■ **PROBLEM STATEMENT**:
Look below for the line with "Parse this screenshot: output". Extract that line and each one after it through the last, word for word.

■ **SOURCE RECORDS**:
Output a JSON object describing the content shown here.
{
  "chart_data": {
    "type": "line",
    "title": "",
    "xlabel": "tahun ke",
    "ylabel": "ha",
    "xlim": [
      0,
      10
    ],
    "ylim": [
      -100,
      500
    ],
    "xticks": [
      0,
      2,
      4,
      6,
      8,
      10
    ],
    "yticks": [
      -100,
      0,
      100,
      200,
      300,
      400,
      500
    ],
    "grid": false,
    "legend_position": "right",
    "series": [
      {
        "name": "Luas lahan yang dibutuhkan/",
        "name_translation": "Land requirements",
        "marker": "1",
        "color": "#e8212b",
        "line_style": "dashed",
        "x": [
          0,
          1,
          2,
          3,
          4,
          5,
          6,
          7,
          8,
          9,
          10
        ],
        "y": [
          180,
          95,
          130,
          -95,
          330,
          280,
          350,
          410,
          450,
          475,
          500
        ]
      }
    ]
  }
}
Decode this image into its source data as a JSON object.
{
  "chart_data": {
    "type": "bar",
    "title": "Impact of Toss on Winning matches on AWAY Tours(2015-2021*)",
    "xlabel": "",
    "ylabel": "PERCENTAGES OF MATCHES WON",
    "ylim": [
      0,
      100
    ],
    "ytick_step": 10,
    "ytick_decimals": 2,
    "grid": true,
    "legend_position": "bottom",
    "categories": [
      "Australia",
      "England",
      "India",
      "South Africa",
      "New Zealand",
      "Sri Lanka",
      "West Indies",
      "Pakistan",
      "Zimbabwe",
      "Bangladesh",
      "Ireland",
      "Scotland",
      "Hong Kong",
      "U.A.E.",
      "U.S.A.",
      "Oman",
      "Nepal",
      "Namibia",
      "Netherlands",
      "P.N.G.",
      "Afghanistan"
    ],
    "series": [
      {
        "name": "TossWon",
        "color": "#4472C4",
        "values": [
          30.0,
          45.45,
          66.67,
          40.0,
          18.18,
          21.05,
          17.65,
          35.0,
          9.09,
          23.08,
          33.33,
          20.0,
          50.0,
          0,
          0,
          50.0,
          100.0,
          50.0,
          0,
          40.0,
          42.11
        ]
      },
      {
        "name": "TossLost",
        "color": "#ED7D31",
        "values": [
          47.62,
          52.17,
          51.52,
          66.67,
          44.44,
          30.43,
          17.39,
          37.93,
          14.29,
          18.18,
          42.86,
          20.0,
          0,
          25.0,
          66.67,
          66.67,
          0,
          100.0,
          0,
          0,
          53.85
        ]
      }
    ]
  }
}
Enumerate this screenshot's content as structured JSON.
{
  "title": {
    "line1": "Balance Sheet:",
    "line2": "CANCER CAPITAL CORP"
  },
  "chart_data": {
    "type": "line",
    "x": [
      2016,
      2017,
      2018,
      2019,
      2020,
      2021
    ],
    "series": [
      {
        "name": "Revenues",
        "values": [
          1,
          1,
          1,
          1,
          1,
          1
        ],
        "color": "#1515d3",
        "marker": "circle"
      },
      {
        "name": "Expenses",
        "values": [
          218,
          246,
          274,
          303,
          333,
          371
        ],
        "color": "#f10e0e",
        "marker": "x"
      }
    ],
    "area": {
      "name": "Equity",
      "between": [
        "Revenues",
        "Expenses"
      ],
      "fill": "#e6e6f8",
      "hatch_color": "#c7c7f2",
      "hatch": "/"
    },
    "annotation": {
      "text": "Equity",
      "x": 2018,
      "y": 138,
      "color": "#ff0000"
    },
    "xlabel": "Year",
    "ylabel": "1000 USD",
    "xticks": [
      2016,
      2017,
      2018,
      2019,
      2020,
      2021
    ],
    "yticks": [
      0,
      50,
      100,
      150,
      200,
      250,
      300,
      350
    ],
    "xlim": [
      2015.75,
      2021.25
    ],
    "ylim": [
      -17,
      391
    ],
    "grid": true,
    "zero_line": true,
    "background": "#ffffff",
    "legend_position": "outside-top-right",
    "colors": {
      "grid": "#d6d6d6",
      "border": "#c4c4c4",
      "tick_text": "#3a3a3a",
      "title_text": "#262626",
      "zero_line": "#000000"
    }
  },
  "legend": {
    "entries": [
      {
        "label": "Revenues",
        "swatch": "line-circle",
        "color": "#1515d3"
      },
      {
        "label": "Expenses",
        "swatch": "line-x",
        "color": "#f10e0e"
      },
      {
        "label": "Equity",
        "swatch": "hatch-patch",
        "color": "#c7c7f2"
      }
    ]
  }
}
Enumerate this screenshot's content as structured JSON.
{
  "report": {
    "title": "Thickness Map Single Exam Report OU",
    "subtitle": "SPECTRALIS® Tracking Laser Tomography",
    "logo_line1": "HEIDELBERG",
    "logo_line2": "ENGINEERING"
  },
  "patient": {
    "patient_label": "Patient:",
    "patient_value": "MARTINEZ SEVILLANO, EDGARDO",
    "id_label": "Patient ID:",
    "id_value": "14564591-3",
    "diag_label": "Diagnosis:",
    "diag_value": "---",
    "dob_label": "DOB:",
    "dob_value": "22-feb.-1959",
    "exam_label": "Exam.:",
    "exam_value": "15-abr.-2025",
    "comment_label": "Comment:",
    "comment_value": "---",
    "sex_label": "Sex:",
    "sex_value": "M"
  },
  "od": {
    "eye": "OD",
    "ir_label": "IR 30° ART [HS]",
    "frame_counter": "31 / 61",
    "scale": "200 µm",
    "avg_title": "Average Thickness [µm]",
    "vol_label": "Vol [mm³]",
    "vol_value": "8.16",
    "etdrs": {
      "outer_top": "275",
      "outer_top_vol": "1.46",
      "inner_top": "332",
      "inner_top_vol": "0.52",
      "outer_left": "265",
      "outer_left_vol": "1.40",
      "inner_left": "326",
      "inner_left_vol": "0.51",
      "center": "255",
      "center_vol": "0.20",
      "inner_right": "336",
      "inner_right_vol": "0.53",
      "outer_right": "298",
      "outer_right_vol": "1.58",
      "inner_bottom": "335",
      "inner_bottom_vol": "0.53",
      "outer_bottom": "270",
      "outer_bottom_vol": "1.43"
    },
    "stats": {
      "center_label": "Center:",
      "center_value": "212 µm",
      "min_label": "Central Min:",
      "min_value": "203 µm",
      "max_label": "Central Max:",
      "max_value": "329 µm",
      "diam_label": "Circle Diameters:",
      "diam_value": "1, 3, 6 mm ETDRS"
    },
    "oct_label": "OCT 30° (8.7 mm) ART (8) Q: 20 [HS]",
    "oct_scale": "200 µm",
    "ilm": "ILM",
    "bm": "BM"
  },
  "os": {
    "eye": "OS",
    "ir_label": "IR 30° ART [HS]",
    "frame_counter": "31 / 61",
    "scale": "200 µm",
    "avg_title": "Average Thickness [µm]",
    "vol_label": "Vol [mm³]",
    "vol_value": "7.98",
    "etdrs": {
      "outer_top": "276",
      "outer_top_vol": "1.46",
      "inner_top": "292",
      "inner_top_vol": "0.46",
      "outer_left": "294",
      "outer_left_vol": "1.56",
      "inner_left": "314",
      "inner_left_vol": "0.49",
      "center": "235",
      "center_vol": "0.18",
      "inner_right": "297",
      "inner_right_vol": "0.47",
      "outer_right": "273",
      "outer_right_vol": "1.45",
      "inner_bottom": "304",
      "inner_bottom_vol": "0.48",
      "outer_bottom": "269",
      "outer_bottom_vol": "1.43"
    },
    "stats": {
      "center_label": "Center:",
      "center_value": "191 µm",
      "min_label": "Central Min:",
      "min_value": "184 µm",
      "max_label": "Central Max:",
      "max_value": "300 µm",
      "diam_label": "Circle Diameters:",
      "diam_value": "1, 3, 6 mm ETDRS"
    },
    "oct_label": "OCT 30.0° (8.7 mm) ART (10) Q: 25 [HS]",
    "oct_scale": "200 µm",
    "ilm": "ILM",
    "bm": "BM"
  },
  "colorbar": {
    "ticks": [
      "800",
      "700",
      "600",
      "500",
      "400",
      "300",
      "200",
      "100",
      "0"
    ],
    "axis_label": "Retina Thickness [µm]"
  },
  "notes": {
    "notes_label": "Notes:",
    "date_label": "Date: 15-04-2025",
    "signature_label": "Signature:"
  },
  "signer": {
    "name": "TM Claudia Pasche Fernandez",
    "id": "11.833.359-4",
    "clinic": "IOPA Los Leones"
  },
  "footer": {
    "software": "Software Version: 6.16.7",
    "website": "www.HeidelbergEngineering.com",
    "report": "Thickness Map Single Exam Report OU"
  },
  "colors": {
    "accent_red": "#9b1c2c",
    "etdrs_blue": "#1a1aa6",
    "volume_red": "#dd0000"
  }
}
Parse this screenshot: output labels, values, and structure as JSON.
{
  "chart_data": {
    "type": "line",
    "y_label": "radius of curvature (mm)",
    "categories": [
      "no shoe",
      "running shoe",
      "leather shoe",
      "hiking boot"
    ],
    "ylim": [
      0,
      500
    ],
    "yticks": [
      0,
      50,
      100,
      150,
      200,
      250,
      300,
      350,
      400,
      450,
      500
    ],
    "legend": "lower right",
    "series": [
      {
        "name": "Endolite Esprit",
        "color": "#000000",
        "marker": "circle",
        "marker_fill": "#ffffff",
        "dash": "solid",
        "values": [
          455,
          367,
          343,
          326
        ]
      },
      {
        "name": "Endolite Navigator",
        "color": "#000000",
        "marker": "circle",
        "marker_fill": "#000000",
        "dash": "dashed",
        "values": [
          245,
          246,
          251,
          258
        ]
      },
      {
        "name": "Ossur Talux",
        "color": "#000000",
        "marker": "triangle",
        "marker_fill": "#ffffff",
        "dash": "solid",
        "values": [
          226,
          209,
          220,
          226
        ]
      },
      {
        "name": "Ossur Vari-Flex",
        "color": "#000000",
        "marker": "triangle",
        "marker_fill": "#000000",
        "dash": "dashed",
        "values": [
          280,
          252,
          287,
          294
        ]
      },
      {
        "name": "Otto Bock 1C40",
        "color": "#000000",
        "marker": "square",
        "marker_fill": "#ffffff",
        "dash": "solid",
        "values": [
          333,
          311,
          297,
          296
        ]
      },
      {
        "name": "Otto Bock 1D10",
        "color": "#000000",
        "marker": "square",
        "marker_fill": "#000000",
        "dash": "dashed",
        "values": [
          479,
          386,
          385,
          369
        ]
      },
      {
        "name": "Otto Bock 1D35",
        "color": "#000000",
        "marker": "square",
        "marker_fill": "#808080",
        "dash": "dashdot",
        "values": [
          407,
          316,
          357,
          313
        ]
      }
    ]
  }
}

■ **SOLUTION TO THIS TASK**:
Parse this screenshot: output labels, values, and structure as JSON.
{
  "chart_data": {
    "type": "line",
    "y_label": "radius of curvature (mm)",
    "categories": [
      "no shoe",
      "running shoe",
      "leather shoe",
      "hiking boot"
    ],
    "ylim": [
      0,
      500
    ],
    "yticks": [
      0,
      50,
      100,
      150,
      200,
      250,
      300,
      350,
      400,
      450,
      500
    ],
    "legend": "lower right",
    "series": [
      {
        "name": "Endolite Esprit",
        "color": "#000000",
        "marker": "circle",
        "marker_fill": "#ffffff",
        "dash": "solid",
        "values": [
          455,
          367,
          343,
          326
        ]
      },
      {
        "name": "Endolite Navigator",
        "color": "#000000",
        "marker": "circle",
        "marker_fill": "#000000",
        "dash": "dashed",
        "values": [
          245,
          246,
          251,
          258
        ]
      },
      {
        "name": "Ossur Talux",
        "color": "#000000",
        "marker": "triangle",
        "marker_fill": "#ffffff",
        "dash": "solid",
        "values": [
          226,
          209,
          220,
          226
        ]
      },
      {
        "name": "Ossur Vari-Flex",
        "color": "#000000",
        "marker": "triangle",
        "marker_fill": "#000000",
        "dash": "dashed",
        "values": [
          280,
          252,
          287,
          294
        ]
      },
      {
        "name": "Otto Bock 1C40",
        "color": "#000000",
        "marker": "square",
        "marker_fill": "#ffffff",
        "dash": "solid",
        "values": [
          333,
          311,
          297,
          296
        ]
      },
      {
        "name": "Otto Bock 1D10",
        "color": "#000000",
        "marker": "square",
        "marker_fill": "#000000",
        "dash": "dashed",
        "values": [
          479,
          386,
          385,
          369
        ]
      },
      {
        "name": "Otto Bock 1D35",
        "color": "#000000",
        "marker": "square",
        "marker_fill": "#808080",
        "dash": "dashdot",
        "values": [
          407,
          316,
          357,
          313
        ]
      }
    ]
  }
}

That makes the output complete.